#### [TASK STATEMENT]
Write out the material below again, unchanged.

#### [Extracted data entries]
::::::::
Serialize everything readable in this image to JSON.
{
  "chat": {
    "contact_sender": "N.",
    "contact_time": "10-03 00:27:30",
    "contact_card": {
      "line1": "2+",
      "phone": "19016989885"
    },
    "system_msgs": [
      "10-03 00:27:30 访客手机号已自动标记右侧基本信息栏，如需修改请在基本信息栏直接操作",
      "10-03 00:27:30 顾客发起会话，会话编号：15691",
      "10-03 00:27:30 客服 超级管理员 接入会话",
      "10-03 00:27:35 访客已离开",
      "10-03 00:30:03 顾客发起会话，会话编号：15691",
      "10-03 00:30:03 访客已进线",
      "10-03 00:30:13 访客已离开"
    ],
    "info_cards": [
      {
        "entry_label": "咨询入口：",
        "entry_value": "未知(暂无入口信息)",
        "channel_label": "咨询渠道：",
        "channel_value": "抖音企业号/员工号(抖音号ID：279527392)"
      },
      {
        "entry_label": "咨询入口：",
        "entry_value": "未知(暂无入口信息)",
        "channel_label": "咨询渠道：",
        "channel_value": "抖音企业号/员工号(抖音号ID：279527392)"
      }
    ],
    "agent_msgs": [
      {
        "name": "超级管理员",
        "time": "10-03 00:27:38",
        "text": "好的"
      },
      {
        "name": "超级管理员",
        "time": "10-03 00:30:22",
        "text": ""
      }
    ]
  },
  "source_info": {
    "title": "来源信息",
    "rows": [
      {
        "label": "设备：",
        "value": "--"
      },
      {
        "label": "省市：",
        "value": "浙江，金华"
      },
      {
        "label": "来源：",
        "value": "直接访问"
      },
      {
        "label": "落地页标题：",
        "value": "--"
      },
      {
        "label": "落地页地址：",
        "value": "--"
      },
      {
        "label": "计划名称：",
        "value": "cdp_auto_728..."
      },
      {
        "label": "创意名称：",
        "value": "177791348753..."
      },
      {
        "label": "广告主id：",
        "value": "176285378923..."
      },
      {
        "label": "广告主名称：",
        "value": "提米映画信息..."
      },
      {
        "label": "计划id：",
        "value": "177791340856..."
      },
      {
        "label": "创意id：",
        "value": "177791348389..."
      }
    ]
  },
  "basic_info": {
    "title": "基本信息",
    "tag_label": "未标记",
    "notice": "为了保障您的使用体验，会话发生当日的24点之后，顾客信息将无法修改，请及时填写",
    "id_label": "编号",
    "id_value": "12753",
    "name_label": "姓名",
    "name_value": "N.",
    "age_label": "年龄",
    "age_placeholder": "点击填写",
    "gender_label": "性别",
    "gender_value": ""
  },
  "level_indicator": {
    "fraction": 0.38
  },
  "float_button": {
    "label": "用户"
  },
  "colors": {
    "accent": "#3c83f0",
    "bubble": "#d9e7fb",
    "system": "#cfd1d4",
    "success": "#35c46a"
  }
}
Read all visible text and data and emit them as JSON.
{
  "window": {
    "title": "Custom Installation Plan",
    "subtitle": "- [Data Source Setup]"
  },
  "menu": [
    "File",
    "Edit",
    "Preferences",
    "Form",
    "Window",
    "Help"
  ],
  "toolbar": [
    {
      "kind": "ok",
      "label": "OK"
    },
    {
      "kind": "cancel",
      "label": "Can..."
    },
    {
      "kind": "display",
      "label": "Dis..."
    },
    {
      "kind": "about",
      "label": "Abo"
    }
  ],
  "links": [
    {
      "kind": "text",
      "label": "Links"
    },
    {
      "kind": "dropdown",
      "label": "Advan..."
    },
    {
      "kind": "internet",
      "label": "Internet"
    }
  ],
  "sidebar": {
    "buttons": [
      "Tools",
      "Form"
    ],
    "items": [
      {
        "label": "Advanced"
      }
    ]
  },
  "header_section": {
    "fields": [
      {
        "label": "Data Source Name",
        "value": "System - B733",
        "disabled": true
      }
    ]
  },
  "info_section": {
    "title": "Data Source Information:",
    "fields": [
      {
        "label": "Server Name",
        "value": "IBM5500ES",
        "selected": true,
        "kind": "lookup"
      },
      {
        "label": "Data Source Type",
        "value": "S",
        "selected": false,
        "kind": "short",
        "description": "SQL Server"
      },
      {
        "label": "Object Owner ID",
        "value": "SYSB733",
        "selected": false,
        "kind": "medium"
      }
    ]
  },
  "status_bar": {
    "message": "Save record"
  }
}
::::::::
#### [COMPLETE OUTPUT]
Serialize everything readable in this image to JSON.
{
  "chat": {
    "contact_sender": "N.",
    "contact_time": "10-03 00:27:30",
    "contact_card": {
      "line1": "2+",
      "phone": "19016989885"
    },
    "system_msgs": [
      "10-03 00:27:30 访客手机号已自动标记右侧基本信息栏，如需修改请在基本信息栏直接操作",
      "10-03 00:27:30 顾客发起会话，会话编号：15691",
      "10-03 00:27:30 客服 超级管理员 接入会话",
      "10-03 00:27:35 访客已离开",
      "10-03 00:30:03 顾客发起会话，会话编号：15691",
      "10-03 00:30:03 访客已进线",
      "10-03 00:30:13 访客已离开"
    ],
    "info_cards": [
      {
        "entry_label": "咨询入口：",
        "entry_value": "未知(暂无入口信息)",
        "channel_label": "咨询渠道：",
        "channel_value": "抖音企业号/员工号(抖音号ID：279527392)"
      },
      {
        "entry_label": "咨询入口：",
        "entry_value": "未知(暂无入口信息)",
        "channel_label": "咨询渠道：",
        "channel_value": "抖音企业号/员工号(抖音号ID：279527392)"
      }
    ],
    "agent_msgs": [
      {
        "name": "超级管理员",
        "time": "10-03 00:27:38",
        "text": "好的"
      },
      {
        "name": "超级管理员",
        "time": "10-03 00:30:22",
        "text": ""
      }
    ]
  },
  "source_info": {
    "title": "来源信息",
    "rows": [
      {
        "label": "设备：",
        "value": "--"
      },
      {
        "label": "省市：",
        "value": "浙江，金华"
      },
      {
        "label": "来源：",
        "value": "直接访问"
      },
      {
        "label": "落地页标题：",
        "value": "--"
      },
      {
        "label": "落地页地址：",
        "value": "--"
      },
      {
        "label": "计划名称：",
        "value": "cdp_auto_728..."
      },
      {
        "label": "创意名称：",
        "value": "177791348753..."
      },
      {
        "label": "广告主id：",
        "value": "176285378923..."
      },
      {
        "label": "广告主名称：",
        "value": "提米映画信息..."
      },
      {
        "label": "计划id：",
        "value": "177791340856..."
      },
      {
        "label": "创意id：",
        "value": "177791348389..."
      }
    ]
  },
  "basic_info": {
    "title": "基本信息",
    "tag_label": "未标记",
    "notice": "为了保障您的使用体验，会话发生当日的24点之后，顾客信息将无法修改，请及时填写",
    "id_label": "编号",
    "id_value": "12753",
    "name_label": "姓名",
    "name_value": "N.",
    "age_label": "年龄",
    "age_placeholder": "点击填写",
    "gender_label": "性别",
    "gender_value": ""
  },
  "level_indicator": {
    "fraction": 0.38
  },
  "float_button": {
    "label": "用户"
  },
  "colors": {
    "accent": "#3c83f0",
    "bubble": "#d9e7fb",
    "system": "#cfd1d4",
    "success": "#35c46a"
  }
}
Read all visible text and data and emit them as JSON.
{
  "window": {
    "title": "Custom Installation Plan",
    "subtitle": "- [Data Source Setup]"
  },
  "menu": [
    "File",
    "Edit",
    "Preferences",
    "Form",
    "Window",
    "Help"
  ],
  "toolbar": [
    {
      "kind": "ok",
      "label": "OK"
    },
    {
      "kind": "cancel",
      "label": "Can..."
    },
    {
      "kind": "display",
      "label": "Dis..."
    },
    {
      "kind": "about",
      "label": "Abo"
    }
  ],
  "links": [
    {
      "kind": "text",
      "label": "Links"
    },
    {
      "kind": "dropdown",
      "label": "Advan..."
    },
    {
      "kind": "internet",
      "label": "Internet"
    }
  ],
  "sidebar": {
    "buttons": [
      "Tools",
      "Form"
    ],
    "items": [
      {
        "label": "Advanced"
      }
    ]
  },
  "header_section": {
    "fields": [
      {
        "label": "Data Source Name",
        "value": "System - B733",
        "disabled": true
      }
    ]
  },
  "info_section": {
    "title": "Data Source Information:",
    "fields": [
      {
        "label": "Server Name",
        "value": "IBM5500ES",
        "selected": true,
        "kind": "lookup"
      },
      {
        "label": "Data Source Type",
        "value": "S",
        "selected": false,
        "kind": "short",
        "description": "SQL Server"
      },
      {
        "label": "Object Owner ID",
        "value": "SYSB733",
        "selected": false,
        "kind": "medium"
      }
    ]
  },
  "status_bar": {
    "message": "Save record"
  }
}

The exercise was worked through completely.